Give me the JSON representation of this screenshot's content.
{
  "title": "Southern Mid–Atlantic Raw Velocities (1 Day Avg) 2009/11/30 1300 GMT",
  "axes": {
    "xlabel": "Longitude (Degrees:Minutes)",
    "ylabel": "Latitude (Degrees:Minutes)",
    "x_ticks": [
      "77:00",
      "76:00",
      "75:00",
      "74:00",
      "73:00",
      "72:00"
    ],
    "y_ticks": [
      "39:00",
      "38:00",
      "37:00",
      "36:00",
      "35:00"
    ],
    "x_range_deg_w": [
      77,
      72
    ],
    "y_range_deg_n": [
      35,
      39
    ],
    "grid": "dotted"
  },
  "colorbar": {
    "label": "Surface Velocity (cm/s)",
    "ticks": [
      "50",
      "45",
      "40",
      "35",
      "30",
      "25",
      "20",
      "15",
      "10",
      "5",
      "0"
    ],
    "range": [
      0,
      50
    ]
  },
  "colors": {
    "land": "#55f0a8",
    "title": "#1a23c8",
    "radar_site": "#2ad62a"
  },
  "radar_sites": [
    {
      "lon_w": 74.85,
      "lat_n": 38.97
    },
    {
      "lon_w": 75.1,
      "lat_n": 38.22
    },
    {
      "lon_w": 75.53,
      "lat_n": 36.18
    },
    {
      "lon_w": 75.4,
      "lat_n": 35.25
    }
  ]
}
##########
→ **Task brief**:
How many lines of the listing above include the word "title"? State the number and nothing else.

→ **Written solution**:
2